→ **TASK BRIEF**: Report the count of lines where the string "farine" appears, and nothing else.

===== STORED RECORDS =====

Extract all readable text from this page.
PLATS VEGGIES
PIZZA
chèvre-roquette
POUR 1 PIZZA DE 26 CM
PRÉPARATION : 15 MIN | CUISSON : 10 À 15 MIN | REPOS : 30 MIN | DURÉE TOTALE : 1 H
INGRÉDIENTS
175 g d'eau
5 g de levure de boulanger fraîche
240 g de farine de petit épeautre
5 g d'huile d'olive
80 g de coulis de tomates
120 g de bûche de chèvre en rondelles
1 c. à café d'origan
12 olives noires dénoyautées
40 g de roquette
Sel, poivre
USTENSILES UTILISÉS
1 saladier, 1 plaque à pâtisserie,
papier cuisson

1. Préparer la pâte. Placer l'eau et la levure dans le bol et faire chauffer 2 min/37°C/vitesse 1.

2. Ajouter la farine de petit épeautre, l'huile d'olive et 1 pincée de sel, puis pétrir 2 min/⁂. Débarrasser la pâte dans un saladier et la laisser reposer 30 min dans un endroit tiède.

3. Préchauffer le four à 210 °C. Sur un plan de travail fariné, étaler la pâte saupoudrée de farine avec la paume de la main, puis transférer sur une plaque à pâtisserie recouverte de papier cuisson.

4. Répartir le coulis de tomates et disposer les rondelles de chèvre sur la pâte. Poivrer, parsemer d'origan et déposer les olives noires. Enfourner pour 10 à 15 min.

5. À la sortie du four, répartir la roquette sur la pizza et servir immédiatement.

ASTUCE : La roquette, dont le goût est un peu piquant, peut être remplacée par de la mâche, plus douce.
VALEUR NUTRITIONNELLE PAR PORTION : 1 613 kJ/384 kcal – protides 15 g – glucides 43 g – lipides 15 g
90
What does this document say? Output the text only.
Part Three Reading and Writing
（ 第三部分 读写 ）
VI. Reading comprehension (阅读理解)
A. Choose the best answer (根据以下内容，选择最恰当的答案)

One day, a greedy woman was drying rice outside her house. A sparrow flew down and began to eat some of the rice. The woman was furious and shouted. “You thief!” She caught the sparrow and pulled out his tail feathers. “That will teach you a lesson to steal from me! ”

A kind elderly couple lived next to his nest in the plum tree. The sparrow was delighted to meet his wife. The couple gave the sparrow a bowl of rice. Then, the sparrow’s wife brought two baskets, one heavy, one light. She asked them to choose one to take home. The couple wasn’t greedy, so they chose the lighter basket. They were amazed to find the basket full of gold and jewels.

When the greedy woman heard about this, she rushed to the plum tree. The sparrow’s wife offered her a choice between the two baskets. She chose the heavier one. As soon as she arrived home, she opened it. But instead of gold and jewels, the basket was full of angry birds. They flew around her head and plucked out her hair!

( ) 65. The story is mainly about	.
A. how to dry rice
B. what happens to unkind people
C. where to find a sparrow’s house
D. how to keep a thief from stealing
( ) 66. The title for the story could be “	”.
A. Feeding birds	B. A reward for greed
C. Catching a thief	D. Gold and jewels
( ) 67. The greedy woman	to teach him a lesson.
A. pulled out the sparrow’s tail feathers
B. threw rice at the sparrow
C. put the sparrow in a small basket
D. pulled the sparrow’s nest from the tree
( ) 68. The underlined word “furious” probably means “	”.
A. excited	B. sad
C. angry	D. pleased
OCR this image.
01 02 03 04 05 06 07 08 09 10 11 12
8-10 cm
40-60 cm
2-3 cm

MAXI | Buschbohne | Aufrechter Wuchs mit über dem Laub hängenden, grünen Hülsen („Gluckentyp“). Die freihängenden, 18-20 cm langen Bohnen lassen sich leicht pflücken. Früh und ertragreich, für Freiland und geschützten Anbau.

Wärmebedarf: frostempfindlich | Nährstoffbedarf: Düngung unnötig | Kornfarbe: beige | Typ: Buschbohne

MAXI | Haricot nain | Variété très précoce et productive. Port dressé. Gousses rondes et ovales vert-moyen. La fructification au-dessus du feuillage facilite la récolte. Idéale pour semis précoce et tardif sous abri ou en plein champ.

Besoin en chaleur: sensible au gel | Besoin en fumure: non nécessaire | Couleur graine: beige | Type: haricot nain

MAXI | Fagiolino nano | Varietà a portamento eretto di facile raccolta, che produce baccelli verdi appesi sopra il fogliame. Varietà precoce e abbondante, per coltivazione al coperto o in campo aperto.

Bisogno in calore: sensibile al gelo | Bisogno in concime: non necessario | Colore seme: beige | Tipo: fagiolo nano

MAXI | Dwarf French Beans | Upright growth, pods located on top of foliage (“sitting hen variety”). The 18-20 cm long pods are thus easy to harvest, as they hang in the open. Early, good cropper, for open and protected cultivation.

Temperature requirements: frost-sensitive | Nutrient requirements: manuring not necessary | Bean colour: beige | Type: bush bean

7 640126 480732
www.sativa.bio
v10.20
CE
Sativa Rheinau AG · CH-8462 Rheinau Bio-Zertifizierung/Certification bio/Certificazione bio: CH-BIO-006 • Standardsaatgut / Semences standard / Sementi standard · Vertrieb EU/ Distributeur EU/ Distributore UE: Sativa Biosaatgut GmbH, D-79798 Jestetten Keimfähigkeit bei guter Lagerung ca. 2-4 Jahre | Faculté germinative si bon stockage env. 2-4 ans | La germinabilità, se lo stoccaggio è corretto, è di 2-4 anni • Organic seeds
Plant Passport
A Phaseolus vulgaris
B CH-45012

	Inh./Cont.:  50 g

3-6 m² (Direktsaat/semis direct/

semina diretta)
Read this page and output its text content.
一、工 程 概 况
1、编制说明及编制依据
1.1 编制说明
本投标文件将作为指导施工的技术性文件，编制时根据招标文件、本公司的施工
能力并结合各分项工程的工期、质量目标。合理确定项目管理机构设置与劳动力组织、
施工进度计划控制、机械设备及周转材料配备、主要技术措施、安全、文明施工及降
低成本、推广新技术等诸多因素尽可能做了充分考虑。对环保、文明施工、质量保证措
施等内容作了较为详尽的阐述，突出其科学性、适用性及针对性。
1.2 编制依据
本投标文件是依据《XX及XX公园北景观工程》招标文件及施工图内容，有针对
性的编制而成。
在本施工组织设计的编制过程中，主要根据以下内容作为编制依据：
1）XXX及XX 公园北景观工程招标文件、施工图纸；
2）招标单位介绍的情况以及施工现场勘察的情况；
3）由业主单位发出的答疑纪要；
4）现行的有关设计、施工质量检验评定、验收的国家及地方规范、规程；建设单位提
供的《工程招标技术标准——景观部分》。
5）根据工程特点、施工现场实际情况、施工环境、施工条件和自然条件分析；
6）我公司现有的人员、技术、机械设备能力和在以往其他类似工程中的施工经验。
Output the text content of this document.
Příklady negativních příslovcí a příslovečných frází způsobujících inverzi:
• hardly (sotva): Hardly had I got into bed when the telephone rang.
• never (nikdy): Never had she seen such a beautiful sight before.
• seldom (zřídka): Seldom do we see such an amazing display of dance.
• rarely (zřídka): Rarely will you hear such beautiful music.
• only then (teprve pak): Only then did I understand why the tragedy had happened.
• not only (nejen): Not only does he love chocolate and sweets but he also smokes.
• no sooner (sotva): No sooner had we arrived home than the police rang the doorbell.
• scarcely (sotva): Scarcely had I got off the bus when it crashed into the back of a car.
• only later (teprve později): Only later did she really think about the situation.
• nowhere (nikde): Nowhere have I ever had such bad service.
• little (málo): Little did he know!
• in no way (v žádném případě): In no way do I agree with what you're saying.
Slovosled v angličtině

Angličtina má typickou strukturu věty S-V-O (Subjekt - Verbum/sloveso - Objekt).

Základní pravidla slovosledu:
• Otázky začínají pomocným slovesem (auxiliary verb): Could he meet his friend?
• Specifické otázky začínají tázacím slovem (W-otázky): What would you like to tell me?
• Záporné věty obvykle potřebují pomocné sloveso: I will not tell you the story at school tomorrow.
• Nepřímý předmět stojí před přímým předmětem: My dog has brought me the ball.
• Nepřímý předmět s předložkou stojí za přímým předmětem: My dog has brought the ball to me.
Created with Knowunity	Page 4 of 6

=====

→ **EXERCISE SOLUTION**: 3